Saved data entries

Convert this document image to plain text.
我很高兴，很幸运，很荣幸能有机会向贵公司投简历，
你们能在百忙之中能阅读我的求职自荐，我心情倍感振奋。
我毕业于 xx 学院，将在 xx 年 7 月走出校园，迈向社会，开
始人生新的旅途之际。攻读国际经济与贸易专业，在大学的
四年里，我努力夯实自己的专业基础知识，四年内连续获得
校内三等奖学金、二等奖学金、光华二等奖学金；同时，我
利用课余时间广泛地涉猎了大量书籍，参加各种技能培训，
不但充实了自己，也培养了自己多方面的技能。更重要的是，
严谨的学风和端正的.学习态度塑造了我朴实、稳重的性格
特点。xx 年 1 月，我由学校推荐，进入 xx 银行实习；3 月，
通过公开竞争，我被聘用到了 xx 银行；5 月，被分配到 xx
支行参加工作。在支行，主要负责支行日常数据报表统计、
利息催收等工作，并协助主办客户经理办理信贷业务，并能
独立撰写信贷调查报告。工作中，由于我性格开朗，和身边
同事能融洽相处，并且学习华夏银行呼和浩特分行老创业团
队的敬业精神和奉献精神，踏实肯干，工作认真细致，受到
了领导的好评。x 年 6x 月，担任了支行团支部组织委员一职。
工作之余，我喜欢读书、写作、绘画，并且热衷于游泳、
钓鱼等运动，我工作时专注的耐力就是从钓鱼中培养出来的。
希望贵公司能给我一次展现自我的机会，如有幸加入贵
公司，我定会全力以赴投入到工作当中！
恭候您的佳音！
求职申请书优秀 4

Do this: Extract the complete listing verbatim.

Solution:
Convert this document image to plain text.
我很高兴，很幸运，很荣幸能有机会向贵公司投简历，
你们能在百忙之中能阅读我的求职自荐，我心情倍感振奋。
我毕业于 xx 学院，将在 xx 年 7 月走出校园，迈向社会，开
始人生新的旅途之际。攻读国际经济与贸易专业，在大学的
四年里，我努力夯实自己的专业基础知识，四年内连续获得
校内三等奖学金、二等奖学金、光华二等奖学金；同时，我
利用课余时间广泛地涉猎了大量书籍，参加各种技能培训，
不但充实了自己，也培养了自己多方面的技能。更重要的是，
严谨的学风和端正的.学习态度塑造了我朴实、稳重的性格
特点。xx 年 1 月，我由学校推荐，进入 xx 银行实习；3 月，
通过公开竞争，我被聘用到了 xx 银行；5 月，被分配到 xx
支行参加工作。在支行，主要负责支行日常数据报表统计、
利息催收等工作，并协助主办客户经理办理信贷业务，并能
独立撰写信贷调查报告。工作中，由于我性格开朗，和身边
同事能融洽相处，并且学习华夏银行呼和浩特分行老创业团
队的敬业精神和奉献精神，踏实肯干，工作认真细致，受到
了领导的好评。x 年 6x 月，担任了支行团支部组织委员一职。
工作之余，我喜欢读书、写作、绘画，并且热衷于游泳、
钓鱼等运动，我工作时专注的耐力就是从钓鱼中培养出来的。
希望贵公司能给我一次展现自我的机会，如有幸加入贵
公司，我定会全力以赴投入到工作当中！
恭候您的佳音！
求职申请书优秀 4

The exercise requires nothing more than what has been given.